### Dataset content
====

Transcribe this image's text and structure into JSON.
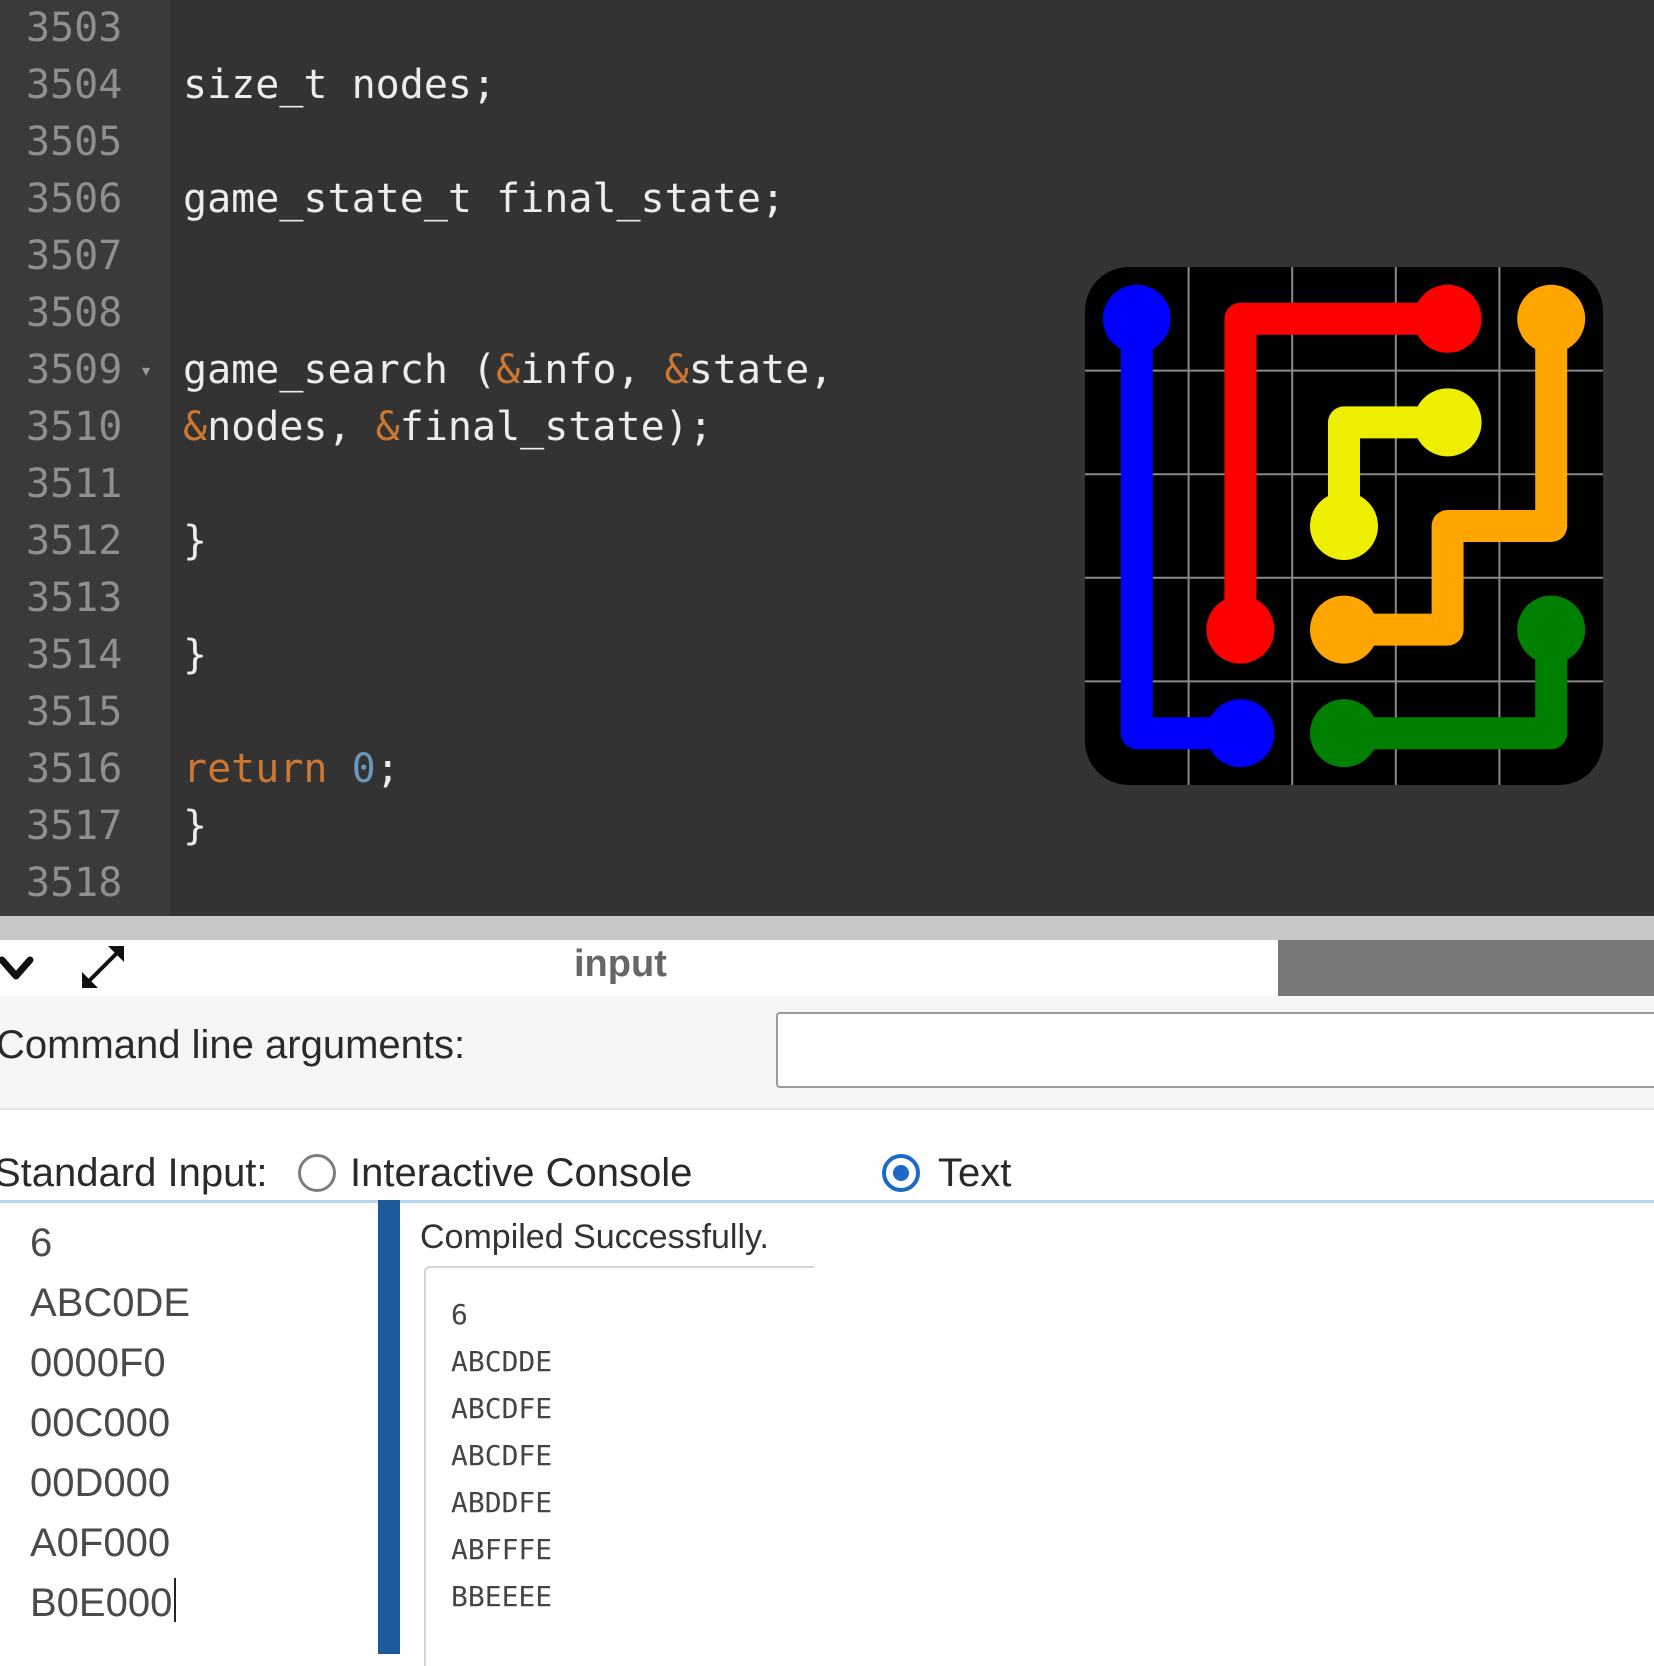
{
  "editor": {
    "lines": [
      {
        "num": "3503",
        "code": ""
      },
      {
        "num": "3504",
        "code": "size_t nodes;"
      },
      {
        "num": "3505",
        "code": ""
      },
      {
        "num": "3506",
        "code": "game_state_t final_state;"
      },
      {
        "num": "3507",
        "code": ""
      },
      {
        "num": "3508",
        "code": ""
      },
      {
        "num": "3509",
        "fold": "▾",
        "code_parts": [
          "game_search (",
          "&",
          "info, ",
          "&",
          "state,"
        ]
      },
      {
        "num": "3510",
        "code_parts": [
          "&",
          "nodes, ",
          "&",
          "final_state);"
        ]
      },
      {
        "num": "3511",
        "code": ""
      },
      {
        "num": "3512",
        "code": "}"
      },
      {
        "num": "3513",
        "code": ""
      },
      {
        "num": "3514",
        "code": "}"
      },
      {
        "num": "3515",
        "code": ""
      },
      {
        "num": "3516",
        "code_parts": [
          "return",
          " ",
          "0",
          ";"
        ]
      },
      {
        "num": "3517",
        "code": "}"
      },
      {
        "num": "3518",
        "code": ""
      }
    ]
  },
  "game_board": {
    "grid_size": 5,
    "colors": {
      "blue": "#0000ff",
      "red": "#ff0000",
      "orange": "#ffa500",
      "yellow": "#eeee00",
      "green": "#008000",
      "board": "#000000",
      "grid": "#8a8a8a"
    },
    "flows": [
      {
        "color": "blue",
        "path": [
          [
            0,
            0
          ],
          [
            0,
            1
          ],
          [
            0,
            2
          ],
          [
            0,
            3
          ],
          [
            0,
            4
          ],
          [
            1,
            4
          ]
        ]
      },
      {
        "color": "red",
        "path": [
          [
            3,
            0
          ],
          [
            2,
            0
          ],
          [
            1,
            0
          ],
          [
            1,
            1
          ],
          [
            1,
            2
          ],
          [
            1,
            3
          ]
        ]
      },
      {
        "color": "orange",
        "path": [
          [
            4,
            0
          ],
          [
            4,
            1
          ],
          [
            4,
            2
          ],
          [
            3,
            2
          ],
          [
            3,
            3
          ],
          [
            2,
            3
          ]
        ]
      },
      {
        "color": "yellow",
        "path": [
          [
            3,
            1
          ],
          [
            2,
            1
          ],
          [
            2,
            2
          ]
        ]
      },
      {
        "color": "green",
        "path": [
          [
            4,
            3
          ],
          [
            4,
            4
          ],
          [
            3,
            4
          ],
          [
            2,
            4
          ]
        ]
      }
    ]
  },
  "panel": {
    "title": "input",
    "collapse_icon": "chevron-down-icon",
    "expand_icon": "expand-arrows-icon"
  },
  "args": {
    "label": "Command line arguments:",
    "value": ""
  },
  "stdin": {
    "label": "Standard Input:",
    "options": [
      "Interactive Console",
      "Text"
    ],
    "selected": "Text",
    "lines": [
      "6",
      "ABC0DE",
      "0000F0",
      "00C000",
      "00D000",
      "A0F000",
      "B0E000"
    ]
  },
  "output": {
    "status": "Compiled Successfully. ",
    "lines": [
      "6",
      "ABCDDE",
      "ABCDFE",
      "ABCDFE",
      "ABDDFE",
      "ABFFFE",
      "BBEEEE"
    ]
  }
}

====

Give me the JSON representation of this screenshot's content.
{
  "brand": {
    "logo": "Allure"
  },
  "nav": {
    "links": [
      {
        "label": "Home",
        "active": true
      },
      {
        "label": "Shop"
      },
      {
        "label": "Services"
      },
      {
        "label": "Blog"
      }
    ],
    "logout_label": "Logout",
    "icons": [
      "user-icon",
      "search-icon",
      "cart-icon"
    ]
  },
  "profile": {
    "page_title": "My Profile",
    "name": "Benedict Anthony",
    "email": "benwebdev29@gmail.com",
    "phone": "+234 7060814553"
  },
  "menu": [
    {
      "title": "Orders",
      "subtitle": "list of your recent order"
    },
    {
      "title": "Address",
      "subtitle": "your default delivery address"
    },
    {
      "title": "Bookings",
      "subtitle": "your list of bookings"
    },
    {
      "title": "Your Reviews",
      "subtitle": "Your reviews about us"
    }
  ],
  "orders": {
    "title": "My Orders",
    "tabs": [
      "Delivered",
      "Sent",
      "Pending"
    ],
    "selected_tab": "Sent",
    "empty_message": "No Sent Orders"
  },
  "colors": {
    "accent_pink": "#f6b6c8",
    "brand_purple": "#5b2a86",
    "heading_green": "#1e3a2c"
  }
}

====

### What is expected
Go through the material and select each line with the string "this" in it.

### Task response
Transcribe this image's text and structure into JSON.
Give me the JSON representation of this screenshot's content.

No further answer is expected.